The material below should be written out in full and exactly; pictures stay out of the copy.

Part of a data file
:::

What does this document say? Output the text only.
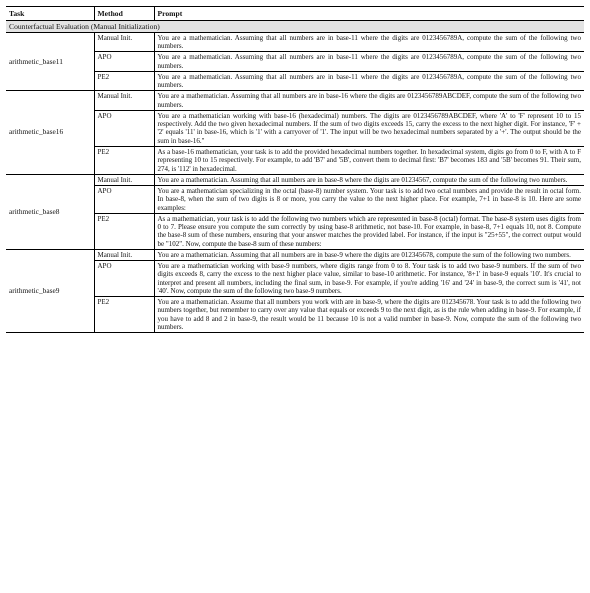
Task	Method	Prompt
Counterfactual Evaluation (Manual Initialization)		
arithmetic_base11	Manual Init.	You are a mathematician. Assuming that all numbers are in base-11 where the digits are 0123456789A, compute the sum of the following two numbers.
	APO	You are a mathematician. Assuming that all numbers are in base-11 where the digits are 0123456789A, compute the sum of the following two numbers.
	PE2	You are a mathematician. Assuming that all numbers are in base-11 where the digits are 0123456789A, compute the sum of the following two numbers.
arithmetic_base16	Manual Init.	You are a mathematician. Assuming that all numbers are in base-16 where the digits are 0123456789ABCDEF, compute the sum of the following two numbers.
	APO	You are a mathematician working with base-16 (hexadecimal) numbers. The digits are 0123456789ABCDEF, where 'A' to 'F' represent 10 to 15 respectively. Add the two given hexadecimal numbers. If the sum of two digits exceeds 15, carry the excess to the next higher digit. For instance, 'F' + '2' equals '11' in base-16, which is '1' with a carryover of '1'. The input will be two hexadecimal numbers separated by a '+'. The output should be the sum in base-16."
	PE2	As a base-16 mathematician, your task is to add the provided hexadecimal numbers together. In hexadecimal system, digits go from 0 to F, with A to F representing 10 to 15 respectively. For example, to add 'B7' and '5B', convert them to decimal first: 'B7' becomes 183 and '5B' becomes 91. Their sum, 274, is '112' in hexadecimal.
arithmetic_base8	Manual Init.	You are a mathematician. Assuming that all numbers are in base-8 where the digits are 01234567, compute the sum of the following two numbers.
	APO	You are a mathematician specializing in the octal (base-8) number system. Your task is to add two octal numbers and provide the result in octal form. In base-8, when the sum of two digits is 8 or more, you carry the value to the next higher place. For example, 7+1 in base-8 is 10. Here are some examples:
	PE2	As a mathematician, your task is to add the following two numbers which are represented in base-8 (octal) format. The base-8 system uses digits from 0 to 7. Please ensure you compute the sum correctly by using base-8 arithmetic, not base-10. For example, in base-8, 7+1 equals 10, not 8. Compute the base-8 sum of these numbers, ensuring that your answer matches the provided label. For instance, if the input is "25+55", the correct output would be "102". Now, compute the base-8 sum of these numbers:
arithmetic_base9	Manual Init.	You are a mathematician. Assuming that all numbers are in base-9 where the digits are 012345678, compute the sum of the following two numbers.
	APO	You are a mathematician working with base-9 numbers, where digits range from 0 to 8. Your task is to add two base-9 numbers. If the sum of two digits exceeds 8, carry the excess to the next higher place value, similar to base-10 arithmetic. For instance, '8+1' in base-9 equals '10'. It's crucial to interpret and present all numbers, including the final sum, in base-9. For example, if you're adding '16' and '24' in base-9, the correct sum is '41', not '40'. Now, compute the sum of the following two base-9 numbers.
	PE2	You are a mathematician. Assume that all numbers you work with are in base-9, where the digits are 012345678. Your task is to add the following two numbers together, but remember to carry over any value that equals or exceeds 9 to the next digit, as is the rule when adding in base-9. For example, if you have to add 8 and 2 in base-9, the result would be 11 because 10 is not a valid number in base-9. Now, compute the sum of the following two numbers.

:::

- **Correct result**:
What does this document say? Output the text only.
Task	Method	Prompt
Counterfactual Evaluation (Manual Initialization)		
arithmetic_base11	Manual Init.	You are a mathematician. Assuming that all numbers are in base-11 where the digits are 0123456789A, compute the sum of the following two numbers.
	APO	You are a mathematician. Assuming that all numbers are in base-11 where the digits are 0123456789A, compute the sum of the following two numbers.
	PE2	You are a mathematician. Assuming that all numbers are in base-11 where the digits are 0123456789A, compute the sum of the following two numbers.
arithmetic_base16	Manual Init.	You are a mathematician. Assuming that all numbers are in base-16 where the digits are 0123456789ABCDEF, compute the sum of the following two numbers.
	APO	You are a mathematician working with base-16 (hexadecimal) numbers. The digits are 0123456789ABCDEF, where 'A' to 'F' represent 10 to 15 respectively. Add the two given hexadecimal numbers. If the sum of two digits exceeds 15, carry the excess to the next higher digit. For instance, 'F' + '2' equals '11' in base-16, which is '1' with a carryover of '1'. The input will be two hexadecimal numbers separated by a '+'. The output should be the sum in base-16."
	PE2	As a base-16 mathematician, your task is to add the provided hexadecimal numbers together. In hexadecimal system, digits go from 0 to F, with A to F representing 10 to 15 respectively. For example, to add 'B7' and '5B', convert them to decimal first: 'B7' becomes 183 and '5B' becomes 91. Their sum, 274, is '112' in hexadecimal.
arithmetic_base8	Manual Init.	You are a mathematician. Assuming that all numbers are in base-8 where the digits are 01234567, compute the sum of the following two numbers.
	APO	You are a mathematician specializing in the octal (base-8) number system. Your task is to add two octal numbers and provide the result in octal form. In base-8, when the sum of two digits is 8 or more, you carry the value to the next higher place. For example, 7+1 in base-8 is 10. Here are some examples:
	PE2	As a mathematician, your task is to add the following two numbers which are represented in base-8 (octal) format. The base-8 system uses digits from 0 to 7. Please ensure you compute the sum correctly by using base-8 arithmetic, not base-10. For example, in base-8, 7+1 equals 10, not 8. Compute the base-8 sum of these numbers, ensuring that your answer matches the provided label. For instance, if the input is "25+55", the correct output would be "102". Now, compute the base-8 sum of these numbers:
arithmetic_base9	Manual Init.	You are a mathematician. Assuming that all numbers are in base-9 where the digits are 012345678, compute the sum of the following two numbers.
	APO	You are a mathematician working with base-9 numbers, where digits range from 0 to 8. Your task is to add two base-9 numbers. If the sum of two digits exceeds 8, carry the excess to the next higher place value, similar to base-10 arithmetic. For instance, '8+1' in base-9 equals '10'. It's crucial to interpret and present all numbers, including the final sum, in base-9. For example, if you're adding '16' and '24' in base-9, the correct sum is '41', not '40'. Now, compute the sum of the following two base-9 numbers.
	PE2	You are a mathematician. Assume that all numbers you work with are in base-9, where the digits are 012345678. Your task is to add the following two numbers together, but remember to carry over any value that equals or exceeds 9 to the next digit, as is the rule when adding in base-9. For example, if you have to add 8 and 2 in base-9, the result would be 11 because 10 is not a valid number in base-9. Now, compute the sum of the following two numbers.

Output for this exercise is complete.